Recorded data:
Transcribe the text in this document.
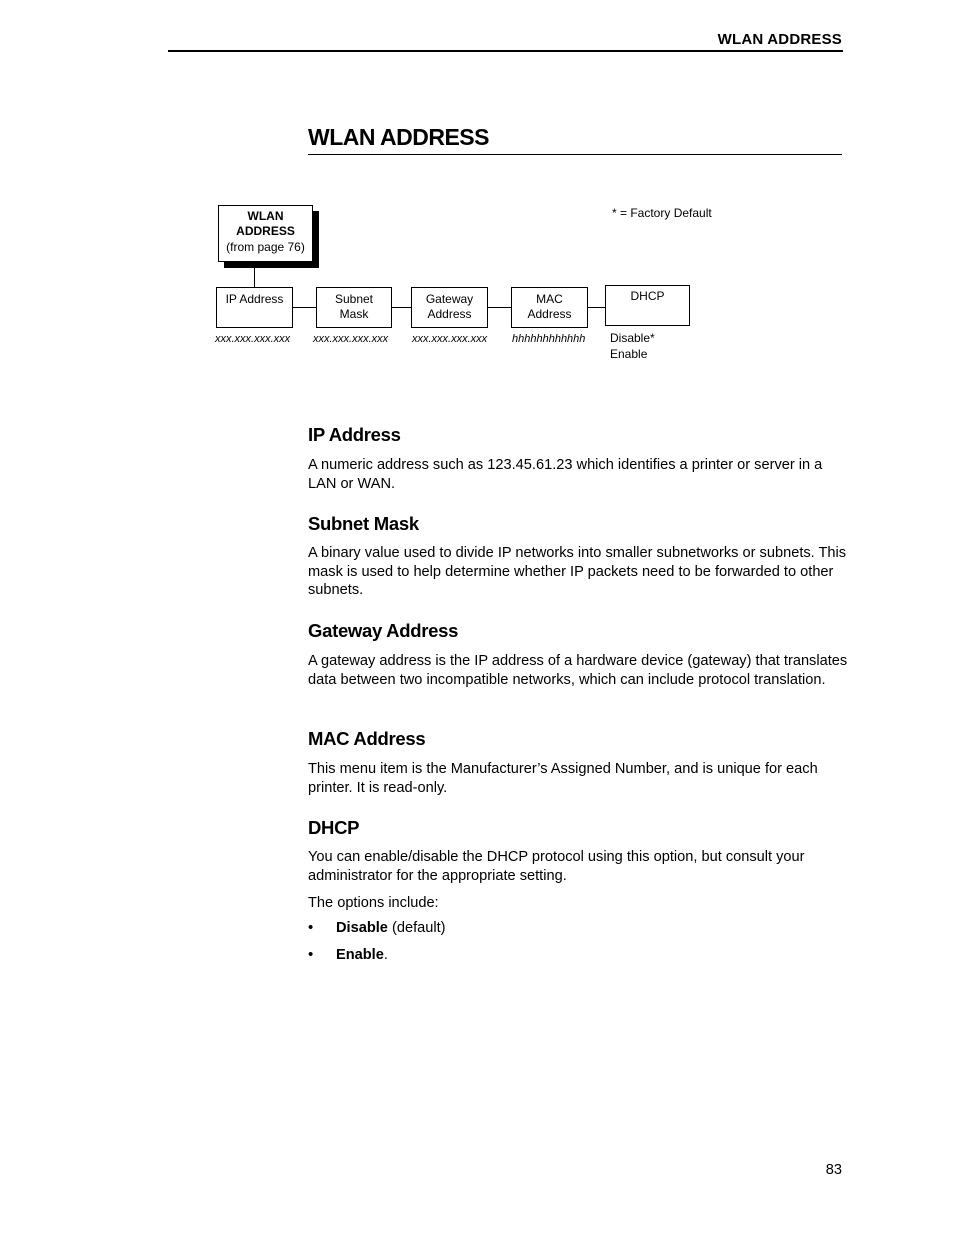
WLAN ADDRESS
WLAN ADDRESS
* = Factory Default
WLAN
ADDRESS
(from page 76)
IP Address	Subnet
Mask
Gateway
Address
MAC
Address
DHCP
xxx.xxx.xxx.xxx xxx.xxx.xxx.xxx xxx.xxx.xxx.xxx hhhhhhhhhhhh Disable*
Enable
IP Address
A numeric address such as 123.45.61.23 which identifies a printer or server in a LAN or WAN.
Subnet Mask
A binary value used to divide IP networks into smaller subnetworks or subnets. This mask is used to help determine whether IP packets need to be forwarded to other subnets.
Gateway Address
A gateway address is the IP address of a hardware device (gateway) that translates data between two incompatible networks, which can include protocol translation.
MAC Address
This menu item is the Manufacturer’s Assigned Number, and is unique for each printer. It is read-only.
DHCP
You can enable/disable the DHCP protocol using this option, but consult your administrator for the appropriate setting.
The options include:
• Disable (default)
• Enable.
83
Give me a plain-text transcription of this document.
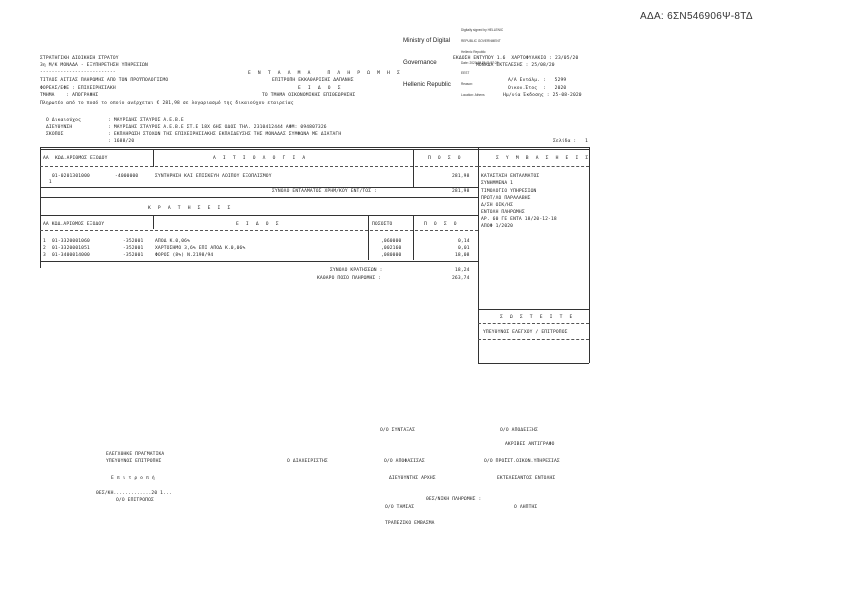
ΑΔΑ: 6ΣΝ546906Ψ-8ΤΔ

Ministry of Digital

Governance

Hellenic Republic

Digitally signed by HELLENIC

REPUBLIC GOVERNMENT

Hellenic Republic

Date: 2020.08.25 11:57:28

EEST

Reason:

Location: Athens

ΣΤΡΑΤΗΓΙΚΗ ΔΙΟΙΚΗΣΗ ΣΤΡΑΤΟΥ
3η Μ/Κ ΜΟΝΑΔΑ - ΕΞΥΠΗΡΕΤΗΣΗ ΥΠΗΡΕΣΙΩΝ
--------------------------
ΕΚΔΟΣΗ ΕΝΤΥΠΟΥ 1.6  ΧΑΡΤΟΦΥΛΑΚΙΟ : 23/05/20
ΜΟΝΑΔΑ ΕΚΤΕΛΕΣΗΣ : 25/08/20
Ε Ν Τ Α Λ Μ Α   Π Λ Η Ρ Ω Μ Η Σ
ΤΙΤΛΟΣ ΑΙΤΙΑΣ ΠΛΗΡΩΜΗΣ ΑΠΟ ΤΟΝ ΠΡΟΫΠΟΛΟΓΙΣΜΟ	ΕΠΙΤΡΟΠΗ ΕΚΚΑΘΑΡΙΣΗΣ ΔΑΠΑΝΗΣ
ΦΟΡΕΑΣ/ΕΦΕ : ΕΠΙΧΕΙΡΗΣΙΑΚΗ	Ε Ι Δ Ο Σ
ΤΜΗΜΑ    : ΑΠΟΓΡΑΦΗΣ	ΤΟ ΤΜΗΜΑ ΟΙΚΟΝΟΜΙΚΗΣ ΕΠΙΘΕΩΡΗΣΗΣ
Α/Α Εντάλμ. :   5299
Οικον.Έτος  :   2020
Ημ/νία Έκδοσης : 25-08-2020
Πληρωτέο από το ποσό το οποίο ανέρχεται € 281,98 σε λογαριασμό της δικαιούχου εταιρείας
Ο Δικαιούχος	: ΜΑΥΡΙΔΗΣ ΣΤΑΥΡΟΣ Α.Ε.Β.Ε
ΔΙΕΥΘΥΝΣΗ	: ΜΑΥΡΙΔΗΣ ΣΤΑΥΡΟΣ Α.Ε.Β.Ε ΣΤ.Ε 18Χ 6ΗΣ ΟΔΟΣ ΤΗΛ. 2310412444 ΑΦΜ: 094807326
ΣΚΟΠΟΣ	: ΕΚΠΛΗΡΩΣΗ ΣΤΟΧΩΝ ΤΗΣ ΕΠΙΧΕΙΡΗΣΙΑΚΗΣ ΕΚΠΑΙΔΕΥΣΗΣ ΤΗΣ ΜΟΝΑΔΑΣ ΣΥΜΦΩΝΑ ΜΕ ΔΙΑΤΑΓΗ
: 1688/20	Σελίδα :   1
ΑΑ ΚΩΔ.ΑΡΙΘΜΟΣ ΕΞΟΔΟΥ	Α Ι Τ Ι Ο Λ Ο Γ Ι Α	Π Ο Σ Ο	Σ Υ Μ Β Α Σ Η Ε Ι Σ

1

01-0201301000	-4000000	ΣΥΝΤΗΡΗΣΗ ΚΑΙ ΕΠΙΣΚΕΥΗ ΛΟΙΠΟΥ ΕΞΟΠΛΙΣΜΟΥ	281,98
ΣΥΝΟΛΟ ΕΝΤΑΛΜΑΤΟΣ ΧΡΗΜ/ΚΟΥ ΕΝΤ/ΤΟΣ :	281,98
ΚΑΤΑΣΤΑΣΗ ΕΝΤΑΛΜΑΤΟΣ
ΣΥΝΗΜΜΕΝΑ 1
ΤΙΜΟΛΟΓΙΟ ΥΠΗΡΕΣΙΩΝ
ΠΡΩΤ/ΛΟ ΠΑΡΑΛΑΒΗΣ
Δ/ΣΗ ΟΙΚ/ΗΣ
ΕΝΤΟΛΗ ΠΛΗΡΩΜΗΣ
ΑΡ. 60 ΓΕ ΕΝΤΑ 18/20-12-18
ΑΠΟΦ 1/2020
Κ Ρ Α Τ Η Σ Ε Ι Σ
ΑΑ ΚΩΔ.ΑΡΙΘΜΟΣ ΕΞΟΔΟΥ	Ε Ι Δ Ο Σ	ΠΟΣΟΣΤΟ	Π Ο Σ Ο
1 01-3320001060	-352001	ΑΠΟΔ Κ.0,06%	,060000	0,14
2 01-3320001051	-352001	ΧΑΡΤΟΣΗΜΟ 3,6% ΕΠΙ ΑΠΟΔ Κ.0,06%	,002160	0,01
3 01-3400014000	-352001	ΦΟΡΟΣ (8%) Ν.2198/94	,080000	18,08
ΣΥΝΟΛΟ ΚΡΑΤΗΣΕΩΝ :	18,24
ΚΑΘΑΡΟ ΠΟΣΟ ΠΛΗΡΩΜΗΣ :	263,74
Σ Ω Σ Τ Ε Ι Τ Ε
ΥΠΕΥΘΥΝΟΣ ΕΛΕΓΧΟΥ / ΕΠΙΤΡΟΠΟΣ
Ο/Ο ΣΥΝΤΑΞΑΣ	Ο/Ο ΑΠΟΔΕΙΞΗΣ
ΑΚΡΙΒΕΣ ΑΝΤΙΓΡΑΦΟ
ΕΛΕΓΧΘΗΚΕ ΠΡΑΓΜΑΤΙΚΑ
ΥΠΕΥΘΥΝΟΣ ΕΠΙΤΡΟΠΗΣ	Ο ΔΙΑΧΕΙΡΙΣΤΗΣ	Ο/Ο ΑΠΟΦΑΣΙΣΑΣ	Ο/Ο ΠΡΟΪΣΤ.ΟΙΚΟΝ.ΥΠΗΡΕΣΙΑΣ
Ε π ι τ ρ ο π ή	ΔΙΕΥΘΥΝΤΗΣ ΑΡΧΗΣ	ΕΚΤΕΛΕΣΑΝΤΟΣ ΕΝΤΟΛΗΣ
ΘΕΣ/ΚΗ.............20 1...
ΘΕΣ/ΝΙΚΗ ΠΛΗΡΩΜΗΣ :
Ο/Ο ΕΠΙΤΡΟΠΟΣ
Ο/Ο ΤΑΜΙΑΣ	Ο ΛΗΠΤΗΣ
ΤΡΑΠΕΖΙΚΟ ΕΜΒΑΣΜΑ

Task: Images in the records should not be copied. Repeat all the rest exactly.

Problem solution:
Transcribe the text in this document.
WLAN ADDRESS
WLAN ADDRESS
* = Factory Default
WLAN
ADDRESS
(from page 76)
IP Address	Subnet
Mask
Gateway
Address
MAC
Address
DHCP
xxx.xxx.xxx.xxx xxx.xxx.xxx.xxx xxx.xxx.xxx.xxx hhhhhhhhhhhh Disable*
Enable
IP Address
A numeric address such as 123.45.61.23 which identifies a printer or server in a LAN or WAN.
Subnet Mask
A binary value used to divide IP networks into smaller subnetworks or subnets. This mask is used to help determine whether IP packets need to be forwarded to other subnets.
Gateway Address
A gateway address is the IP address of a hardware device (gateway) that translates data between two incompatible networks, which can include protocol translation.
MAC Address
This menu item is the Manufacturer’s Assigned Number, and is unique for each printer. It is read-only.
DHCP
You can enable/disable the DHCP protocol using this option, but consult your administrator for the appropriate setting.
The options include:
• Disable (default)
• Enable.
83
Give me a plain-text transcription of this document.
ΑΔΑ: 6ΣΝ546906Ψ-8ΤΔ

Ministry of Digital

Governance

Hellenic Republic

Digitally signed by HELLENIC

REPUBLIC GOVERNMENT

Hellenic Republic

Date: 2020.08.25 11:57:28

EEST

Reason:

Location: Athens

ΣΤΡΑΤΗΓΙΚΗ ΔΙΟΙΚΗΣΗ ΣΤΡΑΤΟΥ
3η Μ/Κ ΜΟΝΑΔΑ - ΕΞΥΠΗΡΕΤΗΣΗ ΥΠΗΡΕΣΙΩΝ
--------------------------
ΕΚΔΟΣΗ ΕΝΤΥΠΟΥ 1.6  ΧΑΡΤΟΦΥΛΑΚΙΟ : 23/05/20
ΜΟΝΑΔΑ ΕΚΤΕΛΕΣΗΣ : 25/08/20
Ε Ν Τ Α Λ Μ Α   Π Λ Η Ρ Ω Μ Η Σ
ΤΙΤΛΟΣ ΑΙΤΙΑΣ ΠΛΗΡΩΜΗΣ ΑΠΟ ΤΟΝ ΠΡΟΫΠΟΛΟΓΙΣΜΟ	ΕΠΙΤΡΟΠΗ ΕΚΚΑΘΑΡΙΣΗΣ ΔΑΠΑΝΗΣ
ΦΟΡΕΑΣ/ΕΦΕ : ΕΠΙΧΕΙΡΗΣΙΑΚΗ	Ε Ι Δ Ο Σ
ΤΜΗΜΑ    : ΑΠΟΓΡΑΦΗΣ	ΤΟ ΤΜΗΜΑ ΟΙΚΟΝΟΜΙΚΗΣ ΕΠΙΘΕΩΡΗΣΗΣ
Α/Α Εντάλμ. :   5299
Οικον.Έτος  :   2020
Ημ/νία Έκδοσης : 25-08-2020
Πληρωτέο από το ποσό το οποίο ανέρχεται € 281,98 σε λογαριασμό της δικαιούχου εταιρείας
Ο Δικαιούχος	: ΜΑΥΡΙΔΗΣ ΣΤΑΥΡΟΣ Α.Ε.Β.Ε
ΔΙΕΥΘΥΝΣΗ	: ΜΑΥΡΙΔΗΣ ΣΤΑΥΡΟΣ Α.Ε.Β.Ε ΣΤ.Ε 18Χ 6ΗΣ ΟΔΟΣ ΤΗΛ. 2310412444 ΑΦΜ: 094807326
ΣΚΟΠΟΣ	: ΕΚΠΛΗΡΩΣΗ ΣΤΟΧΩΝ ΤΗΣ ΕΠΙΧΕΙΡΗΣΙΑΚΗΣ ΕΚΠΑΙΔΕΥΣΗΣ ΤΗΣ ΜΟΝΑΔΑΣ ΣΥΜΦΩΝΑ ΜΕ ΔΙΑΤΑΓΗ
: 1688/20	Σελίδα :   1
ΑΑ ΚΩΔ.ΑΡΙΘΜΟΣ ΕΞΟΔΟΥ	Α Ι Τ Ι Ο Λ Ο Γ Ι Α	Π Ο Σ Ο	Σ Υ Μ Β Α Σ Η Ε Ι Σ

1

01-0201301000	-4000000	ΣΥΝΤΗΡΗΣΗ ΚΑΙ ΕΠΙΣΚΕΥΗ ΛΟΙΠΟΥ ΕΞΟΠΛΙΣΜΟΥ	281,98
ΣΥΝΟΛΟ ΕΝΤΑΛΜΑΤΟΣ ΧΡΗΜ/ΚΟΥ ΕΝΤ/ΤΟΣ :	281,98
ΚΑΤΑΣΤΑΣΗ ΕΝΤΑΛΜΑΤΟΣ
ΣΥΝΗΜΜΕΝΑ 1
ΤΙΜΟΛΟΓΙΟ ΥΠΗΡΕΣΙΩΝ
ΠΡΩΤ/ΛΟ ΠΑΡΑΛΑΒΗΣ
Δ/ΣΗ ΟΙΚ/ΗΣ
ΕΝΤΟΛΗ ΠΛΗΡΩΜΗΣ
ΑΡ. 60 ΓΕ ΕΝΤΑ 18/20-12-18
ΑΠΟΦ 1/2020
Κ Ρ Α Τ Η Σ Ε Ι Σ
ΑΑ ΚΩΔ.ΑΡΙΘΜΟΣ ΕΞΟΔΟΥ	Ε Ι Δ Ο Σ	ΠΟΣΟΣΤΟ	Π Ο Σ Ο
1 01-3320001060	-352001	ΑΠΟΔ Κ.0,06%	,060000	0,14
2 01-3320001051	-352001	ΧΑΡΤΟΣΗΜΟ 3,6% ΕΠΙ ΑΠΟΔ Κ.0,06%	,002160	0,01
3 01-3400014000	-352001	ΦΟΡΟΣ (8%) Ν.2198/94	,080000	18,08
ΣΥΝΟΛΟ ΚΡΑΤΗΣΕΩΝ :	18,24
ΚΑΘΑΡΟ ΠΟΣΟ ΠΛΗΡΩΜΗΣ :	263,74
Σ Ω Σ Τ Ε Ι Τ Ε
ΥΠΕΥΘΥΝΟΣ ΕΛΕΓΧΟΥ / ΕΠΙΤΡΟΠΟΣ
Ο/Ο ΣΥΝΤΑΞΑΣ	Ο/Ο ΑΠΟΔΕΙΞΗΣ
ΑΚΡΙΒΕΣ ΑΝΤΙΓΡΑΦΟ
ΕΛΕΓΧΘΗΚΕ ΠΡΑΓΜΑΤΙΚΑ
ΥΠΕΥΘΥΝΟΣ ΕΠΙΤΡΟΠΗΣ	Ο ΔΙΑΧΕΙΡΙΣΤΗΣ	Ο/Ο ΑΠΟΦΑΣΙΣΑΣ	Ο/Ο ΠΡΟΪΣΤ.ΟΙΚΟΝ.ΥΠΗΡΕΣΙΑΣ
Ε π ι τ ρ ο π ή	ΔΙΕΥΘΥΝΤΗΣ ΑΡΧΗΣ	ΕΚΤΕΛΕΣΑΝΤΟΣ ΕΝΤΟΛΗΣ
ΘΕΣ/ΚΗ.............20 1...
ΘΕΣ/ΝΙΚΗ ΠΛΗΡΩΜΗΣ :
Ο/Ο ΕΠΙΤΡΟΠΟΣ
Ο/Ο ΤΑΜΙΑΣ	Ο ΛΗΠΤΗΣ
ΤΡΑΠΕΖΙΚΟ ΕΜΒΑΣΜΑ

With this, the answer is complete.